=== Brano fornito ===
Ciò che resta lodevole è il “fegato” mostrato dell’autore: al momento attuale, accoglieremmo con grande piacere una pari dimostrazione di personalità.

il Fantasma dell’Opera (1998)
con Asia Argento, Julian Sands, Andrea di Stefano, Nadia Rinaldi.
Argento affronta il suo mito horror di sempre in una produzione non meno ambiziosa della precedente; ancora una volta, purtroppo, sbagliando il tiro. Pur forte del contributo alla sceneggiatura della penna affilata di Gerard Brach, quello che l’autore riesce a realizzare è solo un mediocre melò-horror, ricco di ambientazioni suggestive - ungheresi, per lo più - ma povero di emozioni e di suspense. Si rivela infelice anche la scelta degli attori - con Asia completamente fuori parte -, alcuni dei quali impegnati in personaggi involontariamente ridicoli. Film faticosissimo da realizzare, ha indotto il regista, nell’opera successiva, a tornare a lavorare in contesti più familiari, come quelli dell’amata Torino.
===
> Istruzioni:
1. Trascrivi la parte del brano che va da "con Asia Argento, Julian" fino a "quelli dell’amata Torino.".
2. Disponi in una tabella Markdown tutte le righe delle voci, dall'inizio fino alla riga che contiene "chevron-right-icon: [201, 547, 224, 570]" compresa, tralasciando quelle vuote. Usa le colonne "Posizione" e "Contenuto": nella prima il numero progressivo della riga, nella seconda il suo testo.
=== Materiale da elaborare ===
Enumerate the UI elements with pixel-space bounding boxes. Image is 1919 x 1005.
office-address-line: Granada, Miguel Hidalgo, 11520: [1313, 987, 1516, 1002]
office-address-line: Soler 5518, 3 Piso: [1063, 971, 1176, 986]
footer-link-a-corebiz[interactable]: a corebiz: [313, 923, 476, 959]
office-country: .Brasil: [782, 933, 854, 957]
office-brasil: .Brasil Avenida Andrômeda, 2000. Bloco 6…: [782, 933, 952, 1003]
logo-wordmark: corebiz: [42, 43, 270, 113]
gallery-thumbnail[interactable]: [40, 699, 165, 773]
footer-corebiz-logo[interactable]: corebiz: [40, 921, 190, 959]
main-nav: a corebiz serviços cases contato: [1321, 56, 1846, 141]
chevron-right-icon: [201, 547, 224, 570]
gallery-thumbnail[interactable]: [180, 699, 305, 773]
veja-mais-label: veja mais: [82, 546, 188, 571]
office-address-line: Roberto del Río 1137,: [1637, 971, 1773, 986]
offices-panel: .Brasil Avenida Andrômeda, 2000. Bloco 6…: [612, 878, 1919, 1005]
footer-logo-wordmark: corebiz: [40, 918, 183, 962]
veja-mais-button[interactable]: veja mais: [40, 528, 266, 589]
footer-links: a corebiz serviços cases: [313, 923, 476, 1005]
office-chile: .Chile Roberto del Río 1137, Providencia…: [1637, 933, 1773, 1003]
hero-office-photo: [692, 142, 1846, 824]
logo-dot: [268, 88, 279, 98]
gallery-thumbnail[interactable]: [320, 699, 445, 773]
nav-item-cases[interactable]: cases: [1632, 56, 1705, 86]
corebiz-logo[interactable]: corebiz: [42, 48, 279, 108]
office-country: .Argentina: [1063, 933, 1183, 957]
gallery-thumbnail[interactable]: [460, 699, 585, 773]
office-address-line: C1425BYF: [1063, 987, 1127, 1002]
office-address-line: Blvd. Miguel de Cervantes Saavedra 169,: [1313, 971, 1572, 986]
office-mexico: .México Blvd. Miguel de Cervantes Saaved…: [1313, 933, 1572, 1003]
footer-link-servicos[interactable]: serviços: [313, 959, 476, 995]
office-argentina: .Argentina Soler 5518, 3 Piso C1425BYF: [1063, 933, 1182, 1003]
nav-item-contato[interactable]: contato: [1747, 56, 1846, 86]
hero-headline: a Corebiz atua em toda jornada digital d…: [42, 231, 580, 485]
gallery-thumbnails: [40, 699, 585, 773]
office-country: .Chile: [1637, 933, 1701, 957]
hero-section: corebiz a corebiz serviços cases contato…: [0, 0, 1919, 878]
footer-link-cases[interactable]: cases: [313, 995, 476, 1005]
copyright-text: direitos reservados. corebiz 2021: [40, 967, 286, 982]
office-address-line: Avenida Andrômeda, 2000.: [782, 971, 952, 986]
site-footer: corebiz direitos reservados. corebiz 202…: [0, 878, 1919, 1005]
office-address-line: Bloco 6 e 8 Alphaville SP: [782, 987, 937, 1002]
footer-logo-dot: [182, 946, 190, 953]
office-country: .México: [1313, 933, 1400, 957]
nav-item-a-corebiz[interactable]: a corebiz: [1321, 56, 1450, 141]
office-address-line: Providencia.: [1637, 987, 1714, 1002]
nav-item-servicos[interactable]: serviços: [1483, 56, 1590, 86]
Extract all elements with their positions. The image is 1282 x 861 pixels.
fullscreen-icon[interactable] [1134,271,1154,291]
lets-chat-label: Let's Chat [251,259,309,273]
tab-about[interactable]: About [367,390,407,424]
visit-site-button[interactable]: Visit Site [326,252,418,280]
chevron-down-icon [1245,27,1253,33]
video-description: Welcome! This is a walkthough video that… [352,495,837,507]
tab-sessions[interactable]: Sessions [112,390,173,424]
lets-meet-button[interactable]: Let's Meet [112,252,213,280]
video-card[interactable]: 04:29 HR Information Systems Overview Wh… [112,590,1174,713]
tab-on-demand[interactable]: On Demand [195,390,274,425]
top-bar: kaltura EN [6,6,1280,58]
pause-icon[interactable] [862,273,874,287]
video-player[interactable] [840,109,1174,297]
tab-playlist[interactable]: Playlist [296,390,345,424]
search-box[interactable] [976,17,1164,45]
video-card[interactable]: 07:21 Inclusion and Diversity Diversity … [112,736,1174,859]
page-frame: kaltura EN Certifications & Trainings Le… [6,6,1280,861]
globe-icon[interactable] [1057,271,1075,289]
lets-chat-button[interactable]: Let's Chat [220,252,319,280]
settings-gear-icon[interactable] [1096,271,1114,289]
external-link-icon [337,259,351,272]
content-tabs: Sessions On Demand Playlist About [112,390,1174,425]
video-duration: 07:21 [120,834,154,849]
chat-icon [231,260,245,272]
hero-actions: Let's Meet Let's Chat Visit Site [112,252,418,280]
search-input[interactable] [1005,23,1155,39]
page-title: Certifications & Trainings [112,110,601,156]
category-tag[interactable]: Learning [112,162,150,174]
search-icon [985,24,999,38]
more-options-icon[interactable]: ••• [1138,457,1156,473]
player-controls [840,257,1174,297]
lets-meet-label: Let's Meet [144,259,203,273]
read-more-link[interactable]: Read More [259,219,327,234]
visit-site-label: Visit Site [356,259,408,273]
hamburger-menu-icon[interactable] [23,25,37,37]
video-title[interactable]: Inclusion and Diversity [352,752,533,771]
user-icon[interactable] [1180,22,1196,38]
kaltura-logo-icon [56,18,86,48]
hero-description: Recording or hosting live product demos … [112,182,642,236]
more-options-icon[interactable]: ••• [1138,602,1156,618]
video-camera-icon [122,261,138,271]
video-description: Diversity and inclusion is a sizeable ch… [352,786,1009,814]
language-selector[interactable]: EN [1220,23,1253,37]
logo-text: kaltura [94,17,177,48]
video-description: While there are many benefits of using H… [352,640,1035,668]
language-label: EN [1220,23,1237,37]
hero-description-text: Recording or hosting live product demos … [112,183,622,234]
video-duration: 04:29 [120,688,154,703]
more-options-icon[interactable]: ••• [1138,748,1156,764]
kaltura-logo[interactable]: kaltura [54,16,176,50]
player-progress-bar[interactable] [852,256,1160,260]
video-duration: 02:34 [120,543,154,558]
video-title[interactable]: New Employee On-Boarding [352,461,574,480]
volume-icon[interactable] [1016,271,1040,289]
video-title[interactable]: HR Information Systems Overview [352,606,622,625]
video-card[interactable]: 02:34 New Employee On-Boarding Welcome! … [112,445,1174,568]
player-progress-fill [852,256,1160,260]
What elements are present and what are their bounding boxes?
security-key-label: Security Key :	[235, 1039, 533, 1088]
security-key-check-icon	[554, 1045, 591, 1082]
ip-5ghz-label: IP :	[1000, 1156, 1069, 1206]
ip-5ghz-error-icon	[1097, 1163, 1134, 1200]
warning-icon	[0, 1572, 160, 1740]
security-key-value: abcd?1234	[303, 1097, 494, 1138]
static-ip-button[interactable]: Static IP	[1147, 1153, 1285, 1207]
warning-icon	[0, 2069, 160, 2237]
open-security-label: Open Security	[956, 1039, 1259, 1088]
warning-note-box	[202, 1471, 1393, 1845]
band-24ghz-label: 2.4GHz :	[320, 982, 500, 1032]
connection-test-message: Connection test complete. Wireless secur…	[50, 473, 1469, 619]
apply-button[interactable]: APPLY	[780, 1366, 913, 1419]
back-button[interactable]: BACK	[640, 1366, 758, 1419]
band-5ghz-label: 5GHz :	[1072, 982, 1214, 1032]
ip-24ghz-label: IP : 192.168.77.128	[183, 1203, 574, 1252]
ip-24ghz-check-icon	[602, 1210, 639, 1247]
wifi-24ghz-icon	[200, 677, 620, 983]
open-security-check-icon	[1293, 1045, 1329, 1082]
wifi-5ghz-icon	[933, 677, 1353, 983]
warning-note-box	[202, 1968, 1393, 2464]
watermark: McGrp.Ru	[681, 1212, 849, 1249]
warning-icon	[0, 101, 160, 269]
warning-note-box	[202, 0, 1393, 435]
===
> Risposte finali:
1.
con Asia Argento, Julian Sands, Andrea di Stefano, Nadia Rinaldi.
Argento affronta il suo mito horror di sempre in una produzione non meno ambiziosa della precedente; ancora una volta, purtroppo, sbagliando il tiro. Pur forte del contributo alla sceneggiatura della penna affilata di Gerard Brach, quello che l’autore riesce a realizzare è solo un mediocre melò-horror, ricco di ambientazioni suggestive - ungheresi, per lo più - ma povero di emozioni e di suspense. Si rivela infelice anche la scelta degli attori - con Asia completamente fuori parte -, alcuni dei quali impegnati in personaggi involontariamente ridicoli. Film faticosissimo da realizzare, ha indotto il regista, nell’opera successiva, a tornare a lavorare in contesti più familiari, come quelli dell’amata Torino.

2.
| Posizione | Contenuto |
|---|---|
| 1 | Enumerate the UI elements with pixel-space bounding boxes. Image is 1919 x 1005. |
| 2 | office-address-line: Granada, Miguel Hidalgo, 11520: [1313, 987, 1516, 1002] |
| 3 | office-address-line: Soler 5518, 3 Piso: [1063, 971, 1176, 986] |
| 4 | footer-link-a-corebiz[interactable]: a corebiz: [313, 923, 476, 959] |
| 5 | office-country: .Brasil: [782, 933, 854, 957] |
| 6 | office-brasil: .Brasil Avenida Andrômeda, 2000. Bloco 6…: [782, 933, 952, 1003] |
| 7 | logo-wordmark: corebiz: [42, 43, 270, 113] |
| 8 | gallery-thumbnail[interactable]: [40, 699, 165, 773] |
| 9 | footer-corebiz-logo[interactable]: corebiz: [40, 921, 190, 959] |
| 10 | main-nav: a corebiz serviços cases contato: [1321, 56, 1846, 141] |
| 11 | chevron-right-icon: [201, 547, 224, 570] |